Stored data
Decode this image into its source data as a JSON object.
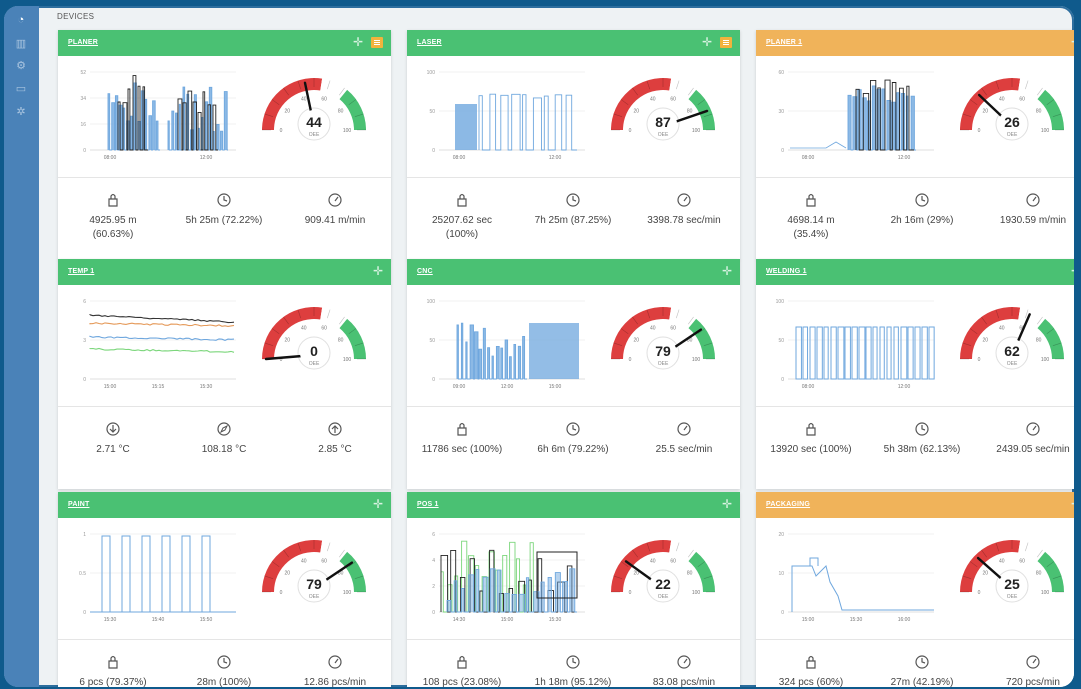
{
  "header": {
    "label": "DEVICES"
  },
  "sidebar": {
    "icons": [
      "logo-icon",
      "chart-icon",
      "settings-icon",
      "monitor-icon",
      "gear-icon"
    ]
  },
  "colors": {
    "green": "#4ac173",
    "orange": "#f0b35a",
    "red": "#dd3e3e",
    "series_blue": "#6fa7de"
  },
  "cards": [
    {
      "title": "PLANER",
      "header_color": "green",
      "menu": true,
      "chart": {
        "yticks": [
          "52",
          "34",
          "16",
          "0"
        ],
        "xticks": [
          "08:00",
          "12:00"
        ],
        "pattern": "planer"
      },
      "gauge": {
        "value": 44,
        "label": "OEE",
        "ticks": [
          "0",
          "20",
          "40",
          "60",
          "80",
          "100"
        ]
      },
      "stats": [
        {
          "icon": "bag-icon",
          "lines": [
            "4925.95 m",
            "(60.63%)"
          ]
        },
        {
          "icon": "clock-icon",
          "lines": [
            "5h 25m (72.22%)"
          ]
        },
        {
          "icon": "speed-icon",
          "lines": [
            "909.41 m/min"
          ]
        }
      ]
    },
    {
      "title": "LASER",
      "header_color": "green",
      "menu": true,
      "chart": {
        "yticks": [
          "100",
          "50",
          "0"
        ],
        "xticks": [
          "08:00",
          "12:00"
        ],
        "pattern": "laser"
      },
      "gauge": {
        "value": 87,
        "label": "OEE",
        "ticks": [
          "0",
          "20",
          "40",
          "60",
          "80",
          "100"
        ]
      },
      "stats": [
        {
          "icon": "bag-icon",
          "lines": [
            "25207.62 sec",
            "(100%)"
          ]
        },
        {
          "icon": "clock-icon",
          "lines": [
            "7h 25m (87.25%)"
          ]
        },
        {
          "icon": "speed-icon",
          "lines": [
            "3398.78 sec/min"
          ]
        }
      ]
    },
    {
      "title": "PLANER 1",
      "header_color": "orange",
      "menu": false,
      "chart": {
        "yticks": [
          "60",
          "30",
          "0"
        ],
        "xticks": [
          "08:00",
          "12:00"
        ],
        "pattern": "planer1"
      },
      "gauge": {
        "value": 26,
        "label": "OEE",
        "ticks": [
          "0",
          "20",
          "40",
          "60",
          "80",
          "100"
        ]
      },
      "stats": [
        {
          "icon": "bag-icon",
          "lines": [
            "4698.14 m",
            "(35.4%)"
          ]
        },
        {
          "icon": "clock-icon",
          "lines": [
            "2h 16m (29%)"
          ]
        },
        {
          "icon": "speed-icon",
          "lines": [
            "1930.59 m/min"
          ]
        }
      ]
    },
    {
      "title": "TEMP 1",
      "header_color": "green",
      "menu": false,
      "chart": {
        "yticks": [
          "6",
          "3",
          "0"
        ],
        "xticks": [
          "15:00",
          "15:15",
          "15:30"
        ],
        "pattern": "temp"
      },
      "gauge": {
        "value": 0,
        "label": "OEE",
        "ticks": [
          "0",
          "20",
          "40",
          "60",
          "80",
          "100"
        ]
      },
      "stats": [
        {
          "icon": "arrow-down-icon",
          "lines": [
            "2.71 °C"
          ]
        },
        {
          "icon": "compass-icon",
          "lines": [
            "108.18 °C"
          ]
        },
        {
          "icon": "arrow-up-icon",
          "lines": [
            "2.85 °C"
          ]
        }
      ]
    },
    {
      "title": "CNC",
      "header_color": "green",
      "menu": false,
      "chart": {
        "yticks": [
          "100",
          "50",
          "0"
        ],
        "xticks": [
          "09:00",
          "12:00",
          "15:00"
        ],
        "pattern": "cnc"
      },
      "gauge": {
        "value": 79,
        "label": "OEE",
        "ticks": [
          "0",
          "20",
          "40",
          "60",
          "80",
          "100"
        ]
      },
      "stats": [
        {
          "icon": "bag-icon",
          "lines": [
            "11786 sec (100%)"
          ]
        },
        {
          "icon": "clock-icon",
          "lines": [
            "6h 6m (79.22%)"
          ]
        },
        {
          "icon": "speed-icon",
          "lines": [
            "25.5 sec/min"
          ]
        }
      ]
    },
    {
      "title": "WELDING 1",
      "header_color": "green",
      "menu": false,
      "chart": {
        "yticks": [
          "100",
          "50",
          "0"
        ],
        "xticks": [
          "08:00",
          "12:00"
        ],
        "pattern": "welding"
      },
      "gauge": {
        "value": 62,
        "label": "OEE",
        "ticks": [
          "0",
          "20",
          "40",
          "60",
          "80",
          "100"
        ]
      },
      "stats": [
        {
          "icon": "bag-icon",
          "lines": [
            "13920 sec (100%)"
          ]
        },
        {
          "icon": "clock-icon",
          "lines": [
            "5h 38m (62.13%)"
          ]
        },
        {
          "icon": "speed-icon",
          "lines": [
            "2439.05 sec/min"
          ]
        }
      ]
    },
    {
      "title": "PAINT",
      "header_color": "green",
      "menu": false,
      "chart": {
        "yticks": [
          "1",
          "0.5",
          "0"
        ],
        "xticks": [
          "15:30",
          "15:40",
          "15:50"
        ],
        "pattern": "paint"
      },
      "gauge": {
        "value": 79,
        "label": "OEE",
        "ticks": [
          "0",
          "20",
          "40",
          "60",
          "80",
          "100"
        ]
      },
      "stats": [
        {
          "icon": "bag-icon",
          "lines": [
            "6 pcs (79.37%)"
          ]
        },
        {
          "icon": "clock-icon",
          "lines": [
            "28m (100%)"
          ]
        },
        {
          "icon": "speed-icon",
          "lines": [
            "12.86 pcs/min"
          ]
        }
      ]
    },
    {
      "title": "POS 1",
      "header_color": "green",
      "menu": false,
      "chart": {
        "yticks": [
          "6",
          "4",
          "2",
          "0"
        ],
        "xticks": [
          "14:30",
          "15:00",
          "15:30"
        ],
        "pattern": "pos"
      },
      "gauge": {
        "value": 22,
        "label": "OEE",
        "ticks": [
          "0",
          "20",
          "40",
          "60",
          "80",
          "100"
        ]
      },
      "stats": [
        {
          "icon": "bag-icon",
          "lines": [
            "108 pcs (23.08%)"
          ]
        },
        {
          "icon": "clock-icon",
          "lines": [
            "1h 18m (95.12%)"
          ]
        },
        {
          "icon": "speed-icon",
          "lines": [
            "83.08 pcs/min"
          ]
        }
      ]
    },
    {
      "title": "PACKAGING",
      "header_color": "orange",
      "menu": false,
      "chart": {
        "yticks": [
          "20",
          "10",
          "0"
        ],
        "xticks": [
          "15:00",
          "15:30",
          "16:00"
        ],
        "pattern": "packaging"
      },
      "gauge": {
        "value": 25,
        "label": "OEE",
        "ticks": [
          "0",
          "20",
          "40",
          "60",
          "80",
          "100"
        ]
      },
      "stats": [
        {
          "icon": "bag-icon",
          "lines": [
            "324 pcs (60%)"
          ]
        },
        {
          "icon": "clock-icon",
          "lines": [
            "27m (42.19%)"
          ]
        },
        {
          "icon": "speed-icon",
          "lines": [
            "720 pcs/min"
          ]
        }
      ]
    }
  ]
}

● **Your instructions**: Find the string "pattern" in the listing and return every line that holds it.

● **Output below**:
        "pattern": "planer"
        "pattern": "laser"
        "pattern": "planer1"
        "pattern": "temp"
        "pattern": "cnc"
        "pattern": "welding"
        "pattern": "paint"
        "pattern": "pos"
        "pattern": "packaging"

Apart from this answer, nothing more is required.